EXERCISE INSTRUCTIONS: The records that follow are to be transcribed in full, without their images.

--- Begin ---

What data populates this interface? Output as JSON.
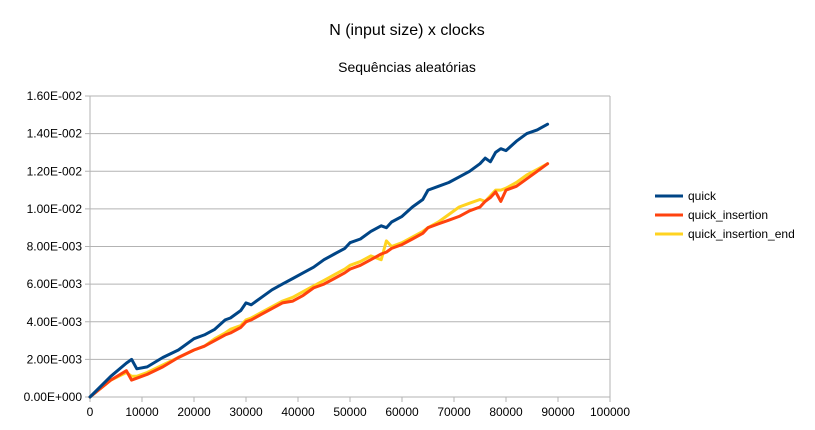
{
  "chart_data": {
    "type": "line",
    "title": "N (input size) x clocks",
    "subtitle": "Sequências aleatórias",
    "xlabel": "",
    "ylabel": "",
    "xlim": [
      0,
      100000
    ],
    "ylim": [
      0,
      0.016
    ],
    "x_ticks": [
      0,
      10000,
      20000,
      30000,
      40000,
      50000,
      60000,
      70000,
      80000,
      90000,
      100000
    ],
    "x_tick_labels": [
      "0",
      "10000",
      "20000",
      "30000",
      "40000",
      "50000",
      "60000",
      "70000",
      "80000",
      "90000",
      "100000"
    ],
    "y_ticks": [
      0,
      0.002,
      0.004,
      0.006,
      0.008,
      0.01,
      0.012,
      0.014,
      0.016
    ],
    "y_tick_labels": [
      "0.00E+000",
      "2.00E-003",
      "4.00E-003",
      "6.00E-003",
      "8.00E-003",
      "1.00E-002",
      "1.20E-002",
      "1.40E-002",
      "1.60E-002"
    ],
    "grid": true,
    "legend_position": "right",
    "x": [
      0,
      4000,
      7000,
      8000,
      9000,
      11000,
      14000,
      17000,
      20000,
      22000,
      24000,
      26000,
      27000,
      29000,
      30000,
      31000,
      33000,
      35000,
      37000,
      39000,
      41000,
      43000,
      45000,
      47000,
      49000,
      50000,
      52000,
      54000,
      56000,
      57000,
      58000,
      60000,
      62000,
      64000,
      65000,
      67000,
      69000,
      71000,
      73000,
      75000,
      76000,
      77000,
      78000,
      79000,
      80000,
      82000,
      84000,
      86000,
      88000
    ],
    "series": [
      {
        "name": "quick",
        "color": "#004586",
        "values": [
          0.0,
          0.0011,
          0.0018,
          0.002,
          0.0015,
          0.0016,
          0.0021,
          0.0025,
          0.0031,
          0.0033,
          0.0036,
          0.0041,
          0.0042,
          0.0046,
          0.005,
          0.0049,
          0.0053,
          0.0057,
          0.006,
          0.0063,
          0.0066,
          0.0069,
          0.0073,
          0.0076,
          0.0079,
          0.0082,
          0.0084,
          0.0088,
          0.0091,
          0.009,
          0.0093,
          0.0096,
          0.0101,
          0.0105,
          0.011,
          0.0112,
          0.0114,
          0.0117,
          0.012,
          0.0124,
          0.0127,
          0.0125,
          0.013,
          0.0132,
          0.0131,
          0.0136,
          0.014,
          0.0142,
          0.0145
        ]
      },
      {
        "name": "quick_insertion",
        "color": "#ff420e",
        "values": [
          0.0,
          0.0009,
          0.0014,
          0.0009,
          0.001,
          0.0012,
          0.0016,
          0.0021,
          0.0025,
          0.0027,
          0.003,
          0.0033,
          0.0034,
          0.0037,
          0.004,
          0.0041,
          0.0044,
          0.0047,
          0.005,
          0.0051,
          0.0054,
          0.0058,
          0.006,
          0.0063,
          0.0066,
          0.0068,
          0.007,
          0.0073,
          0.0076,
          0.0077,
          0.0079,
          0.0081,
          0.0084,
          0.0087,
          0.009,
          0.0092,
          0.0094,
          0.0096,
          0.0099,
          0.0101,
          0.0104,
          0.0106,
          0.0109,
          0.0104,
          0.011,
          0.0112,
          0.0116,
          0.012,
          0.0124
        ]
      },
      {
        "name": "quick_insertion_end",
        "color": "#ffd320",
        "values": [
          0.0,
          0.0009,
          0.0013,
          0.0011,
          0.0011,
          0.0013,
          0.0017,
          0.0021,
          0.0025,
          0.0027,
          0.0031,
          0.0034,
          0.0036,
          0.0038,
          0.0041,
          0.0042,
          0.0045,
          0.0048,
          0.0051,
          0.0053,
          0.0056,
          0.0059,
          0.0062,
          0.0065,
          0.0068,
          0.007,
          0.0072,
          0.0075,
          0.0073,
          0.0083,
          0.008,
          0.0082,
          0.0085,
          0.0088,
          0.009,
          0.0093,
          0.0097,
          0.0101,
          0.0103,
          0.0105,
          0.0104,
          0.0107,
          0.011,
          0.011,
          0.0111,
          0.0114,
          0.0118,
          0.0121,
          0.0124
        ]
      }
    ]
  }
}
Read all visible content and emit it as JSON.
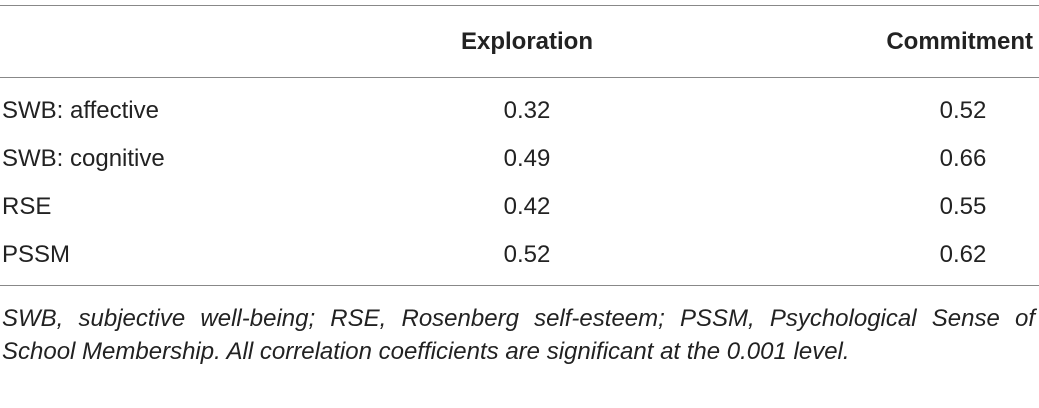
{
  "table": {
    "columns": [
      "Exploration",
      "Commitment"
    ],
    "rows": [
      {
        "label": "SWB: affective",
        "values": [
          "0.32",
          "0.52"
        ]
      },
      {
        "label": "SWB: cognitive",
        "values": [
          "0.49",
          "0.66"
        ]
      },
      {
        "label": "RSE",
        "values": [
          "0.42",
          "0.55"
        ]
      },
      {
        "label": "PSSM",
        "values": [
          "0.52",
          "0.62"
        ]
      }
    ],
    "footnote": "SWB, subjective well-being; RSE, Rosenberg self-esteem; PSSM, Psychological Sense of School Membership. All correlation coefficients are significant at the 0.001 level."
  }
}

--- End ---

RESPONSE:
What data populates this interface? Output as JSON.
{
  "chart_data": {
    "type": "line",
    "title": "N (input size) x clocks",
    "subtitle": "Sequências aleatórias",
    "xlabel": "",
    "ylabel": "",
    "xlim": [
      0,
      100000
    ],
    "ylim": [
      0,
      0.016
    ],
    "x_ticks": [
      0,
      10000,
      20000,
      30000,
      40000,
      50000,
      60000,
      70000,
      80000,
      90000,
      100000
    ],
    "x_tick_labels": [
      "0",
      "10000",
      "20000",
      "30000",
      "40000",
      "50000",
      "60000",
      "70000",
      "80000",
      "90000",
      "100000"
    ],
    "y_ticks": [
      0,
      0.002,
      0.004,
      0.006,
      0.008,
      0.01,
      0.012,
      0.014,
      0.016
    ],
    "y_tick_labels": [
      "0.00E+000",
      "2.00E-003",
      "4.00E-003",
      "6.00E-003",
      "8.00E-003",
      "1.00E-002",
      "1.20E-002",
      "1.40E-002",
      "1.60E-002"
    ],
    "grid": true,
    "legend_position": "right",
    "x": [
      0,
      4000,
      7000,
      8000,
      9000,
      11000,
      14000,
      17000,
      20000,
      22000,
      24000,
      26000,
      27000,
      29000,
      30000,
      31000,
      33000,
      35000,
      37000,
      39000,
      41000,
      43000,
      45000,
      47000,
      49000,
      50000,
      52000,
      54000,
      56000,
      57000,
      58000,
      60000,
      62000,
      64000,
      65000,
      67000,
      69000,
      71000,
      73000,
      75000,
      76000,
      77000,
      78000,
      79000,
      80000,
      82000,
      84000,
      86000,
      88000
    ],
    "series": [
      {
        "name": "quick",
        "color": "#004586",
        "values": [
          0.0,
          0.0011,
          0.0018,
          0.002,
          0.0015,
          0.0016,
          0.0021,
          0.0025,
          0.0031,
          0.0033,
          0.0036,
          0.0041,
          0.0042,
          0.0046,
          0.005,
          0.0049,
          0.0053,
          0.0057,
          0.006,
          0.0063,
          0.0066,
          0.0069,
          0.0073,
          0.0076,
          0.0079,
          0.0082,
          0.0084,
          0.0088,
          0.0091,
          0.009,
          0.0093,
          0.0096,
          0.0101,
          0.0105,
          0.011,
          0.0112,
          0.0114,
          0.0117,
          0.012,
          0.0124,
          0.0127,
          0.0125,
          0.013,
          0.0132,
          0.0131,
          0.0136,
          0.014,
          0.0142,
          0.0145
        ]
      },
      {
        "name": "quick_insertion",
        "color": "#ff420e",
        "values": [
          0.0,
          0.0009,
          0.0014,
          0.0009,
          0.001,
          0.0012,
          0.0016,
          0.0021,
          0.0025,
          0.0027,
          0.003,
          0.0033,
          0.0034,
          0.0037,
          0.004,
          0.0041,
          0.0044,
          0.0047,
          0.005,
          0.0051,
          0.0054,
          0.0058,
          0.006,
          0.0063,
          0.0066,
          0.0068,
          0.007,
          0.0073,
          0.0076,
          0.0077,
          0.0079,
          0.0081,
          0.0084,
          0.0087,
          0.009,
          0.0092,
          0.0094,
          0.0096,
          0.0099,
          0.0101,
          0.0104,
          0.0106,
          0.0109,
          0.0104,
          0.011,
          0.0112,
          0.0116,
          0.012,
          0.0124
        ]
      },
      {
        "name": "quick_insertion_end",
        "color": "#ffd320",
        "values": [
          0.0,
          0.0009,
          0.0013,
          0.0011,
          0.0011,
          0.0013,
          0.0017,
          0.0021,
          0.0025,
          0.0027,
          0.0031,
          0.0034,
          0.0036,
          0.0038,
          0.0041,
          0.0042,
          0.0045,
          0.0048,
          0.0051,
          0.0053,
          0.0056,
          0.0059,
          0.0062,
          0.0065,
          0.0068,
          0.007,
          0.0072,
          0.0075,
          0.0073,
          0.0083,
          0.008,
          0.0082,
          0.0085,
          0.0088,
          0.009,
          0.0093,
          0.0097,
          0.0101,
          0.0103,
          0.0105,
          0.0104,
          0.0107,
          0.011,
          0.011,
          0.0111,
          0.0114,
          0.0118,
          0.0121,
          0.0124
        ]
      }
    ]
  }
}
Read all visible content and emit it as JSON.
{
  "table": {
    "columns": [
      "Exploration",
      "Commitment"
    ],
    "rows": [
      {
        "label": "SWB: affective",
        "values": [
          "0.32",
          "0.52"
        ]
      },
      {
        "label": "SWB: cognitive",
        "values": [
          "0.49",
          "0.66"
        ]
      },
      {
        "label": "RSE",
        "values": [
          "0.42",
          "0.55"
        ]
      },
      {
        "label": "PSSM",
        "values": [
          "0.52",
          "0.62"
        ]
      }
    ],
    "footnote": "SWB, subjective well-being; RSE, Rosenberg self-esteem; PSSM, Psychological Sense of School Membership. All correlation coefficients are significant at the 0.001 level."
  }
}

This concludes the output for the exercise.